* [本文]

---

少子化や地方格差、大学改革など、私立大学等を取り巻く環境が年々厳しさが増しています。そのようななか、各学校法人はどのような役割を果たすべきなのでしょうか、広島修道大学学長の矢野泉先生にお話を伺いました。

BILANC38私学の今「矢野泉先生」
左から広島修道大学 矢野泉学長、当財団 守田芳秋常務理事


※2025年12月発行BILANC vol.38に掲載
構成:江頭紀子 
撮影:梅田雄一 
編集:プレジデント社

~地方に根ざす私学の役割

守田 私立大学等を取り巻く環境が年々厳しさを増していくなか、今後私立大学等はどのような役割を果たしていくべきとお考えですか。

矢野泉先生(以下「矢野」) 多くの地方で、国立大学は1県1校しかありません。そのため、地域の私学が「学生が学びたい教育」を提供していくことは、日本の将来にとって極めて重要です。しかし、地方の大学では自ら学生を獲得すべく動かねば、学生が集まりにくい時代になりました。
総務省の統計によると、その中でも、広島県は転出超過(一定期間における転出数が転入数を上回っている状態)が全国最多。進学や就職を機に、県外へ出ていく若い方が多いのが現状です。
しかし一方で、地元で学び、働きたいという学生も少なくありません。地方の教育水準を維持し、人口流出を食い止めるうえでも、地方私学の存在は欠かせないのです。地元で学ぶことの意義や地方ならではの強みをしっかり発信していくことが必要でしょう。

守田 その現状を踏まえ、貴学が2024年に策定された“2040年ビジョン” への強い想いとは?

---

* [提供データ]
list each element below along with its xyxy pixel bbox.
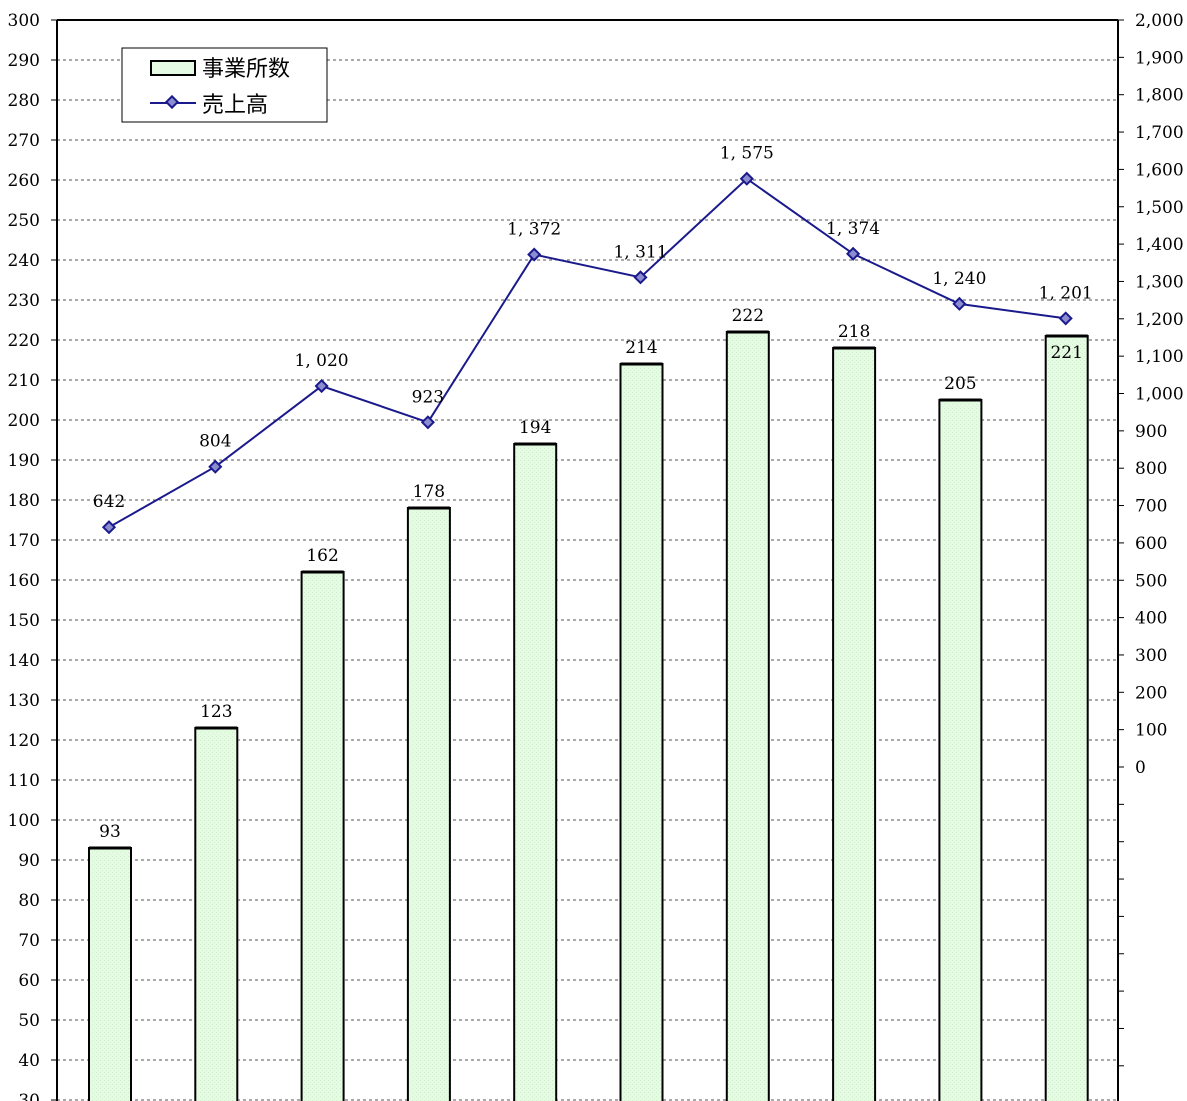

---

* [取り組む課題]
本文の記述をもとに、次の問いにそれぞれ答えよ。
(a) 多くの地方で、国立大学は1県に何校しかないとされているか。
(b) 総務省の統計によると、転出超過が全国最多の県はどこか。
(c) この記事は、いつ発行されたBILANCの第何号に掲載されたか。

* [記述による解答]
(a) 多くの地方では、国立大学は1県に1校しかない。
(b) 転出超過が全国最多なのは広島県である。
(c) 2025年12月発行のBILANC vol.38に掲載された。